Copy the lines below verbatim, but only from the line containing "Transcribe this image's" through the end of the data.
═══ DATA ROWS ═══
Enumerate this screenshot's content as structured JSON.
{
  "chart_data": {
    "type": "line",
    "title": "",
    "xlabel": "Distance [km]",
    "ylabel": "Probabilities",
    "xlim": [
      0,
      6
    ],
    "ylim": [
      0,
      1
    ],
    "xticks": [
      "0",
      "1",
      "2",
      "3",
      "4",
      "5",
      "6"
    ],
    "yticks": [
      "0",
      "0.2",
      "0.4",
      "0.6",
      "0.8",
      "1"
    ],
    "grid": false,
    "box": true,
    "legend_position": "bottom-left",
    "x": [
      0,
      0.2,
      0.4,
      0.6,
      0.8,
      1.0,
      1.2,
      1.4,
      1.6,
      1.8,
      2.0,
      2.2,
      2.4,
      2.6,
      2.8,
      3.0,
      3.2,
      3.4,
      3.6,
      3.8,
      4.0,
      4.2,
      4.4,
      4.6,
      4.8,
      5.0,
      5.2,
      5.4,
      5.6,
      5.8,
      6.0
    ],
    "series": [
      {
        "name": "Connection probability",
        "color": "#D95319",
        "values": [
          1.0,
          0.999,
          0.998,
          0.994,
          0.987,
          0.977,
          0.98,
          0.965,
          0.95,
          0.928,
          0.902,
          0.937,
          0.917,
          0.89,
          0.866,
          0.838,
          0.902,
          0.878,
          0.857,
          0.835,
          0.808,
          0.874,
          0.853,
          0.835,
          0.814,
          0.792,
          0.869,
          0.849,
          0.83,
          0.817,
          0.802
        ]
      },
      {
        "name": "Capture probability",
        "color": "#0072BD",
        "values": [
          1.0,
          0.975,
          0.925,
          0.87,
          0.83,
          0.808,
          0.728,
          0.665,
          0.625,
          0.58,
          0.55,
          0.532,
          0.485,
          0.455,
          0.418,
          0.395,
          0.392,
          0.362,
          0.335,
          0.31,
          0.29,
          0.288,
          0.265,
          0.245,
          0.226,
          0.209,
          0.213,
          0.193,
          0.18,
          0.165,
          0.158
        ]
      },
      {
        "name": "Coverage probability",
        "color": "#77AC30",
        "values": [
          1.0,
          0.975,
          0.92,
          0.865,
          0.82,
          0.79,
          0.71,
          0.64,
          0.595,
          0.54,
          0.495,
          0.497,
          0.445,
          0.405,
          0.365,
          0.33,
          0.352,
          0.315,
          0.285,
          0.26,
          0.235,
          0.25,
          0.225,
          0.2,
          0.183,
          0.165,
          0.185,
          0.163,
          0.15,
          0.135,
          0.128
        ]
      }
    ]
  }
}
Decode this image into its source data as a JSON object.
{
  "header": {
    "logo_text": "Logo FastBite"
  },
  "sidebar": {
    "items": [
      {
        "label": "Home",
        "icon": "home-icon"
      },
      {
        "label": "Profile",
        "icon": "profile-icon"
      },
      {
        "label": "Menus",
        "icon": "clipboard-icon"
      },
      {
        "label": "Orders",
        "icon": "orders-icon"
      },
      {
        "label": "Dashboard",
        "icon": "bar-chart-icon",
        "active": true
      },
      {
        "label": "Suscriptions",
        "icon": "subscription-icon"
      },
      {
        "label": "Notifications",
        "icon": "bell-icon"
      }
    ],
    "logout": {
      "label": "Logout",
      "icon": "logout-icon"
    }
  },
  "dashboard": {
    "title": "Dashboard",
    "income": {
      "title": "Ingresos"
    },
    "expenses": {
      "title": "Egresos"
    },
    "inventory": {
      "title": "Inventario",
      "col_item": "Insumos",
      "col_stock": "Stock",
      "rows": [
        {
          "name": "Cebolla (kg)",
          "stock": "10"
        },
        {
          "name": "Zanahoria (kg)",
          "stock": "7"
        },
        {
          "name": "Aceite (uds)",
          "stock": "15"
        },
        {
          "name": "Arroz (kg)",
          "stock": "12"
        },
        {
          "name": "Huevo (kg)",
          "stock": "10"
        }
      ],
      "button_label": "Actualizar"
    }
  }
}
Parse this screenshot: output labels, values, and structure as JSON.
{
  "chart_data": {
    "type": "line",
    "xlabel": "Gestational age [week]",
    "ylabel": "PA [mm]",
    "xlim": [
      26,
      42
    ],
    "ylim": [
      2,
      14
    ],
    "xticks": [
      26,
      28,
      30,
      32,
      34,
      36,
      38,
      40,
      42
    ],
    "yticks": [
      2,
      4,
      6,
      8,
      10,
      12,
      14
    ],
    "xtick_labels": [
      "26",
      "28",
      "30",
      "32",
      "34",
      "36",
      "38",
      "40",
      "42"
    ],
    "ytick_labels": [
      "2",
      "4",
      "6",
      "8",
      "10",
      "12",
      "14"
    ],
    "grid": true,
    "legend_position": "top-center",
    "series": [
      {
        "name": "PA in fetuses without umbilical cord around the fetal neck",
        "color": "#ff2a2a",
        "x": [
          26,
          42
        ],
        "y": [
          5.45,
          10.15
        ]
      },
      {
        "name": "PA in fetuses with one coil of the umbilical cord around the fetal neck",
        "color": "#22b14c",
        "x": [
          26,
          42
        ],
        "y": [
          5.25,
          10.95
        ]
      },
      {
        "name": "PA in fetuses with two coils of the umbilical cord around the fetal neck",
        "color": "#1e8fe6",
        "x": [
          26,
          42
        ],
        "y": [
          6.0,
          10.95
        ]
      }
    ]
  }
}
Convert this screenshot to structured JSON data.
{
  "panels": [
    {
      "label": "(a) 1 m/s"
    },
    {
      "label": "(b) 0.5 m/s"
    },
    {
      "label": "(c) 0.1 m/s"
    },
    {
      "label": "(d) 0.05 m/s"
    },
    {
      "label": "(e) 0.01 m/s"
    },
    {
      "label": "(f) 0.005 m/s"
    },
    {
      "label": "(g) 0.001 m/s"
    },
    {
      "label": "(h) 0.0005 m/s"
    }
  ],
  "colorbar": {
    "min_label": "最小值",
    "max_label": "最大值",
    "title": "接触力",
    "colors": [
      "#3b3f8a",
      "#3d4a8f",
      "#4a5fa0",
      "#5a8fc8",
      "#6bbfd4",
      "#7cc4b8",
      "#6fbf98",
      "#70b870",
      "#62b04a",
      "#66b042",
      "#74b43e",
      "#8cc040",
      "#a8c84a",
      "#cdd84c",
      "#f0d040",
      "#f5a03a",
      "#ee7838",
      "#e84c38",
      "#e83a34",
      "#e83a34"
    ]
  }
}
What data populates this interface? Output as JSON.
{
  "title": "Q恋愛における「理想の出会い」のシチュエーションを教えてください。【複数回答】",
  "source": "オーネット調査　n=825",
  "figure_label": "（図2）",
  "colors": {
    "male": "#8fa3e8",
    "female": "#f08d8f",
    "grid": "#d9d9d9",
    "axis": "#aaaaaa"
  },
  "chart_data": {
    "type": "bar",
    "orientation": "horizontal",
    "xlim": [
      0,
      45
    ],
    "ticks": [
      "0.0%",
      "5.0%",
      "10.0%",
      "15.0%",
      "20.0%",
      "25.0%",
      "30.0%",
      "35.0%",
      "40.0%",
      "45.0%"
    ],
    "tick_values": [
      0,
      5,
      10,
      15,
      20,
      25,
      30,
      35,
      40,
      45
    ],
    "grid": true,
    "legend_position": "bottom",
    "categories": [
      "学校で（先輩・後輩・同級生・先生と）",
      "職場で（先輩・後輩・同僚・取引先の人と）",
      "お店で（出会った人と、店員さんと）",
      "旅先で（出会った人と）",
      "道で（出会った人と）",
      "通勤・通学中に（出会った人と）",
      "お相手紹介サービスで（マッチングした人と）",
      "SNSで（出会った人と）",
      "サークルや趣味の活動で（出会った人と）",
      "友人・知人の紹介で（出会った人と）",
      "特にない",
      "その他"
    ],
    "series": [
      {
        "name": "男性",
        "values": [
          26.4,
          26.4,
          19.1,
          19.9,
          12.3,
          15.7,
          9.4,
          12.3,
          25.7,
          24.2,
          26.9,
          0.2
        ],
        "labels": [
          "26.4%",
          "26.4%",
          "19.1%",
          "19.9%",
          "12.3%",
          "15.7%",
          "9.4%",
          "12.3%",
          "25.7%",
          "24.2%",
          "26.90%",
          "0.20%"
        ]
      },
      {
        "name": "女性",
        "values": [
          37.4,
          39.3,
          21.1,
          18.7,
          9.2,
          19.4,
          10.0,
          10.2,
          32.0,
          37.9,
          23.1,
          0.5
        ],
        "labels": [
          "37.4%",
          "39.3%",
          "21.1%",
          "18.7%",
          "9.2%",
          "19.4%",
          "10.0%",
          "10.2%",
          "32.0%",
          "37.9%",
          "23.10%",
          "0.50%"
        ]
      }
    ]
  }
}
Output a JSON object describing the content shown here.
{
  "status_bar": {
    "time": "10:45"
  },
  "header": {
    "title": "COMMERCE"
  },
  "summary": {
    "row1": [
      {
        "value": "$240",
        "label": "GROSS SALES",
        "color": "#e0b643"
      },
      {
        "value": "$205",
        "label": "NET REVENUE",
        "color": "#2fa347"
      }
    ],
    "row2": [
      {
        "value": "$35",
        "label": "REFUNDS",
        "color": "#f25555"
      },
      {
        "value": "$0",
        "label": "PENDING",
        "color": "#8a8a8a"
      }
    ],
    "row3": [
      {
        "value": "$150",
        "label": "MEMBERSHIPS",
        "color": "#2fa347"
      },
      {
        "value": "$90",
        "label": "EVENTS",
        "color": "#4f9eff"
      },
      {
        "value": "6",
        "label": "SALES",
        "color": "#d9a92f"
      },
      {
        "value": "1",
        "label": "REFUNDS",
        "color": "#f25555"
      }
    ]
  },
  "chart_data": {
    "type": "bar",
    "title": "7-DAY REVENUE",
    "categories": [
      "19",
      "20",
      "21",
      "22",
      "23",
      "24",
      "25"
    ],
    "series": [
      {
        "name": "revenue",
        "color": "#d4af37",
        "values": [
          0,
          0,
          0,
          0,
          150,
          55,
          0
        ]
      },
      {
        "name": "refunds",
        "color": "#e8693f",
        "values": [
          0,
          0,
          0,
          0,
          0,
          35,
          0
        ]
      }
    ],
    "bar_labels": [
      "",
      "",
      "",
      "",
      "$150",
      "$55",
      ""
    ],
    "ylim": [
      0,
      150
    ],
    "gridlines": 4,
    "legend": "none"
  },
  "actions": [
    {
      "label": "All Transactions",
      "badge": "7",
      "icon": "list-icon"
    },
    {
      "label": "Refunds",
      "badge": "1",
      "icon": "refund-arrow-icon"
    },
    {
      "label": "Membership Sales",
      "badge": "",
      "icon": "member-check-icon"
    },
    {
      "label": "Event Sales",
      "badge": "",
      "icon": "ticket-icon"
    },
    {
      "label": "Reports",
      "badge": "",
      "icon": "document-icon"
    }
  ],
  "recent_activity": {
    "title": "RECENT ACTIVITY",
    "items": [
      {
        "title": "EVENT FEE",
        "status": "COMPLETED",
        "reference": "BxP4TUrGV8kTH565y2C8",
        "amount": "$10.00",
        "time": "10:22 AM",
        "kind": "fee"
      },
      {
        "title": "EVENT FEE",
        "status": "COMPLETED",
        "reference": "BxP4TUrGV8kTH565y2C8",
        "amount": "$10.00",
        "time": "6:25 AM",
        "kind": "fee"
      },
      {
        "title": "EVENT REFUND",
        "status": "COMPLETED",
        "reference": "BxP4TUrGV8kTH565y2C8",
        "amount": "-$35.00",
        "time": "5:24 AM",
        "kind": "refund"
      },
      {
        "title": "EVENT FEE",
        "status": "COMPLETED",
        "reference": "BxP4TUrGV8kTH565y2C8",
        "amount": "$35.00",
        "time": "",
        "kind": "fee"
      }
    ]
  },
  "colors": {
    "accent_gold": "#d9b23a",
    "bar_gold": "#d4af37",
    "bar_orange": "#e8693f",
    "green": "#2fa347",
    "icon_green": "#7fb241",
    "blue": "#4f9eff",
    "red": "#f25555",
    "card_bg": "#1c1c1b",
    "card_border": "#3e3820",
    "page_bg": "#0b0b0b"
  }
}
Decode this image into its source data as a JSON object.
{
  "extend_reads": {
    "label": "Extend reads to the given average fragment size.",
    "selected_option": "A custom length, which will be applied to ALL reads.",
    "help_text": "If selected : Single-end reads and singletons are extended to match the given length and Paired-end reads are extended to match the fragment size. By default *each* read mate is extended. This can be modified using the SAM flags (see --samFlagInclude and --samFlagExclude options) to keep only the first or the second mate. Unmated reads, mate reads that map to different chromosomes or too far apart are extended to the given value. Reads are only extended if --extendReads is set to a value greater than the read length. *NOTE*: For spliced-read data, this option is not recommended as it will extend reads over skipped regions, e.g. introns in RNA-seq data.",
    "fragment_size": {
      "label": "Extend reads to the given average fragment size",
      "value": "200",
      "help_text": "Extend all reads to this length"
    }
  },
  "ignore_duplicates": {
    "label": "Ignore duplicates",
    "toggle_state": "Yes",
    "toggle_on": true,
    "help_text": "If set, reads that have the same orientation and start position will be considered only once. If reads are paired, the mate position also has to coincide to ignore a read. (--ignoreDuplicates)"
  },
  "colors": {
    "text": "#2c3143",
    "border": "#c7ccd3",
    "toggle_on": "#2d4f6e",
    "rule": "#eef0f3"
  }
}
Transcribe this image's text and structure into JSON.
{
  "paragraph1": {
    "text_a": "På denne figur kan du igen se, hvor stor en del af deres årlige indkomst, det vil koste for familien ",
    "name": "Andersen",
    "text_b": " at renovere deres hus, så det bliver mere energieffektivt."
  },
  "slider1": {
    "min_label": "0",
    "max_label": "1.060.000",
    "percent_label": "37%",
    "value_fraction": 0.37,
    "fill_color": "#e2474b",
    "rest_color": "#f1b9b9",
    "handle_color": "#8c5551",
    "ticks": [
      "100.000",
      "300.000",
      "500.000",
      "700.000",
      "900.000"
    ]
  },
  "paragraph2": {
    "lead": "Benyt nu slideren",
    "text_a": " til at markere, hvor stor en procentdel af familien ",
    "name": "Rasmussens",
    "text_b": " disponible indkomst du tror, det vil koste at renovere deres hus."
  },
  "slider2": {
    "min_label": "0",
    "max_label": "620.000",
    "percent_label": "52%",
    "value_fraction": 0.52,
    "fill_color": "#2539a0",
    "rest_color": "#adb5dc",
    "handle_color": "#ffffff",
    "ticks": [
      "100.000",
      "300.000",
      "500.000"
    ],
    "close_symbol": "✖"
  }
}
═══
* [RESULT OF THIS EXERCISE]:
Transcribe this image's text and structure into JSON.
{
  "paragraph1": {
    "text_a": "På denne figur kan du igen se, hvor stor en del af deres årlige indkomst, det vil koste for familien ",
    "name": "Andersen",
    "text_b": " at renovere deres hus, så det bliver mere energieffektivt."
  },
  "slider1": {
    "min_label": "0",
    "max_label": "1.060.000",
    "percent_label": "37%",
    "value_fraction": 0.37,
    "fill_color": "#e2474b",
    "rest_color": "#f1b9b9",
    "handle_color": "#8c5551",
    "ticks": [
      "100.000",
      "300.000",
      "500.000",
      "700.000",
      "900.000"
    ]
  },
  "paragraph2": {
    "lead": "Benyt nu slideren",
    "text_a": " til at markere, hvor stor en procentdel af familien ",
    "name": "Rasmussens",
    "text_b": " disponible indkomst du tror, det vil koste at renovere deres hus."
  },
  "slider2": {
    "min_label": "0",
    "max_label": "620.000",
    "percent_label": "52%",
    "value_fraction": 0.52,
    "fill_color": "#2539a0",
    "rest_color": "#adb5dc",
    "handle_color": "#ffffff",
    "ticks": [
      "100.000",
      "300.000",
      "500.000"
    ],
    "close_symbol": "✖"
  }
}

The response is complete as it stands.